### Task details
Type out the records that follow, exactly as given.

-- Start Material for this exercise --

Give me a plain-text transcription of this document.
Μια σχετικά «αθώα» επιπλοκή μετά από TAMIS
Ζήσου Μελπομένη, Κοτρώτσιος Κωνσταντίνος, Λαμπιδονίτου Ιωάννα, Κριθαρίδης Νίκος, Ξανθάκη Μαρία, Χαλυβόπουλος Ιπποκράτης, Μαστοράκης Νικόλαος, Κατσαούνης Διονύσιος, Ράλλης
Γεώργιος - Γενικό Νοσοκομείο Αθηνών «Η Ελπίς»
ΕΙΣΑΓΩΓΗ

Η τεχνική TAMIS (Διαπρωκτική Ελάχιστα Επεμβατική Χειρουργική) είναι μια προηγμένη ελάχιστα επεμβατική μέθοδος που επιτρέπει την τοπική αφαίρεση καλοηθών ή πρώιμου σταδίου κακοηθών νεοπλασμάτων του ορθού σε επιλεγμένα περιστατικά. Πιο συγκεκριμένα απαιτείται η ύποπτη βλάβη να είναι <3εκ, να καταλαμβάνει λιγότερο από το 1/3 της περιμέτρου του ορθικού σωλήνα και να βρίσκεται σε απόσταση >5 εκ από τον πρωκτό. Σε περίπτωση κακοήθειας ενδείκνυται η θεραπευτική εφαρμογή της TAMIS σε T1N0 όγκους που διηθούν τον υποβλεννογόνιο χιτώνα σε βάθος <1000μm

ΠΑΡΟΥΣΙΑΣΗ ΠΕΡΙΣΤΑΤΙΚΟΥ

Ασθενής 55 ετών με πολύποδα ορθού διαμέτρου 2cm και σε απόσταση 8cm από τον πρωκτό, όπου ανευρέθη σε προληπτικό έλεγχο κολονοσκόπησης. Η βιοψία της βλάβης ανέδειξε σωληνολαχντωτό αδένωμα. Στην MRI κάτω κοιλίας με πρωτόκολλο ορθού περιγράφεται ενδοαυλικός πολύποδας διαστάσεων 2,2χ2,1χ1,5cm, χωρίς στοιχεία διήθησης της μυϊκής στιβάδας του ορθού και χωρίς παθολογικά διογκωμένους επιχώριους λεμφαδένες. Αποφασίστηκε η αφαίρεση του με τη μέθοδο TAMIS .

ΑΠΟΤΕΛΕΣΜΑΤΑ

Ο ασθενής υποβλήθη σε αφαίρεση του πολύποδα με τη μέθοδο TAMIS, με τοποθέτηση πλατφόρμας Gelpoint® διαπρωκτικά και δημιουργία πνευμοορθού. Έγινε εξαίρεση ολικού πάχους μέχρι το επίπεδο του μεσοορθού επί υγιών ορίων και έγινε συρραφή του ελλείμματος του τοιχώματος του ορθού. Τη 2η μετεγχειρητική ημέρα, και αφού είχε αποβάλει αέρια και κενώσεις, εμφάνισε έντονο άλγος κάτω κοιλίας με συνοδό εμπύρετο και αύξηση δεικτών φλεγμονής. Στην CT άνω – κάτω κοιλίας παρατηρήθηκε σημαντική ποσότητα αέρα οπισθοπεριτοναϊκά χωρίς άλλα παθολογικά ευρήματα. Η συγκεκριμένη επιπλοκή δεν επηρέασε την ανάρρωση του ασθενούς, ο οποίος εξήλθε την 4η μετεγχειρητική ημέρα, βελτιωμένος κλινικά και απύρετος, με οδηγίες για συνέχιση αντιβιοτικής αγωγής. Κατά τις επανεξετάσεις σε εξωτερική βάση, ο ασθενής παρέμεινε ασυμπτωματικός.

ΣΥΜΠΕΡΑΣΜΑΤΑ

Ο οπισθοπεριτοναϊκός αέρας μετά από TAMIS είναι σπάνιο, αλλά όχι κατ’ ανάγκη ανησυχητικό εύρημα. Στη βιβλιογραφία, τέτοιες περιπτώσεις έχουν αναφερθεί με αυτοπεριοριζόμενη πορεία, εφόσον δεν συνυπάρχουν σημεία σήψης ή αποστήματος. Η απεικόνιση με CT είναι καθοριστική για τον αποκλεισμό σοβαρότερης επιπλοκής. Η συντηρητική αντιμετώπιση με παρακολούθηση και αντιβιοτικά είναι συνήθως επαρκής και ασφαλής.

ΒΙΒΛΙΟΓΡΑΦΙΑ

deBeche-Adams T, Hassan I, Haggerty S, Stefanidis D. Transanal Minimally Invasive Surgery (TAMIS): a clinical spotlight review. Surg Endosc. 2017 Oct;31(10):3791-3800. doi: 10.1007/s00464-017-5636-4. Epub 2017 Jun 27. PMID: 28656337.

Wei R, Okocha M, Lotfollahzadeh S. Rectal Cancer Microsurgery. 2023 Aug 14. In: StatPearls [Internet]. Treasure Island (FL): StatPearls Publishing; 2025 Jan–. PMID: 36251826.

-- End Material for this exercise --

### Task output
Give me a plain-text transcription of this document.
Μια σχετικά «αθώα» επιπλοκή μετά από TAMIS
Ζήσου Μελπομένη, Κοτρώτσιος Κωνσταντίνος, Λαμπιδονίτου Ιωάννα, Κριθαρίδης Νίκος, Ξανθάκη Μαρία, Χαλυβόπουλος Ιπποκράτης, Μαστοράκης Νικόλαος, Κατσαούνης Διονύσιος, Ράλλης
Γεώργιος - Γενικό Νοσοκομείο Αθηνών «Η Ελπίς»
ΕΙΣΑΓΩΓΗ

Η τεχνική TAMIS (Διαπρωκτική Ελάχιστα Επεμβατική Χειρουργική) είναι μια προηγμένη ελάχιστα επεμβατική μέθοδος που επιτρέπει την τοπική αφαίρεση καλοηθών ή πρώιμου σταδίου κακοηθών νεοπλασμάτων του ορθού σε επιλεγμένα περιστατικά. Πιο συγκεκριμένα απαιτείται η ύποπτη βλάβη να είναι <3εκ, να καταλαμβάνει λιγότερο από το 1/3 της περιμέτρου του ορθικού σωλήνα και να βρίσκεται σε απόσταση >5 εκ από τον πρωκτό. Σε περίπτωση κακοήθειας ενδείκνυται η θεραπευτική εφαρμογή της TAMIS σε T1N0 όγκους που διηθούν τον υποβλεννογόνιο χιτώνα σε βάθος <1000μm

ΠΑΡΟΥΣΙΑΣΗ ΠΕΡΙΣΤΑΤΙΚΟΥ

Ασθενής 55 ετών με πολύποδα ορθού διαμέτρου 2cm και σε απόσταση 8cm από τον πρωκτό, όπου ανευρέθη σε προληπτικό έλεγχο κολονοσκόπησης. Η βιοψία της βλάβης ανέδειξε σωληνολαχντωτό αδένωμα. Στην MRI κάτω κοιλίας με πρωτόκολλο ορθού περιγράφεται ενδοαυλικός πολύποδας διαστάσεων 2,2χ2,1χ1,5cm, χωρίς στοιχεία διήθησης της μυϊκής στιβάδας του ορθού και χωρίς παθολογικά διογκωμένους επιχώριους λεμφαδένες. Αποφασίστηκε η αφαίρεση του με τη μέθοδο TAMIS .

ΑΠΟΤΕΛΕΣΜΑΤΑ

Ο ασθενής υποβλήθη σε αφαίρεση του πολύποδα με τη μέθοδο TAMIS, με τοποθέτηση πλατφόρμας Gelpoint® διαπρωκτικά και δημιουργία πνευμοορθού. Έγινε εξαίρεση ολικού πάχους μέχρι το επίπεδο του μεσοορθού επί υγιών ορίων και έγινε συρραφή του ελλείμματος του τοιχώματος του ορθού. Τη 2η μετεγχειρητική ημέρα, και αφού είχε αποβάλει αέρια και κενώσεις, εμφάνισε έντονο άλγος κάτω κοιλίας με συνοδό εμπύρετο και αύξηση δεικτών φλεγμονής. Στην CT άνω – κάτω κοιλίας παρατηρήθηκε σημαντική ποσότητα αέρα οπισθοπεριτοναϊκά χωρίς άλλα παθολογικά ευρήματα. Η συγκεκριμένη επιπλοκή δεν επηρέασε την ανάρρωση του ασθενούς, ο οποίος εξήλθε την 4η μετεγχειρητική ημέρα, βελτιωμένος κλινικά και απύρετος, με οδηγίες για συνέχιση αντιβιοτικής αγωγής. Κατά τις επανεξετάσεις σε εξωτερική βάση, ο ασθενής παρέμεινε ασυμπτωματικός.

ΣΥΜΠΕΡΑΣΜΑΤΑ

Ο οπισθοπεριτοναϊκός αέρας μετά από TAMIS είναι σπάνιο, αλλά όχι κατ’ ανάγκη ανησυχητικό εύρημα. Στη βιβλιογραφία, τέτοιες περιπτώσεις έχουν αναφερθεί με αυτοπεριοριζόμενη πορεία, εφόσον δεν συνυπάρχουν σημεία σήψης ή αποστήματος. Η απεικόνιση με CT είναι καθοριστική για τον αποκλεισμό σοβαρότερης επιπλοκής. Η συντηρητική αντιμετώπιση με παρακολούθηση και αντιβιοτικά είναι συνήθως επαρκής και ασφαλής.

ΒΙΒΛΙΟΓΡΑΦΙΑ

deBeche-Adams T, Hassan I, Haggerty S, Stefanidis D. Transanal Minimally Invasive Surgery (TAMIS): a clinical spotlight review. Surg Endosc. 2017 Oct;31(10):3791-3800. doi: 10.1007/s00464-017-5636-4. Epub 2017 Jun 27. PMID: 28656337.

Wei R, Okocha M, Lotfollahzadeh S. Rectal Cancer Microsurgery. 2023 Aug 14. In: StatPearls [Internet]. Treasure Island (FL): StatPearls Publishing; 2025 Jan–. PMID: 36251826.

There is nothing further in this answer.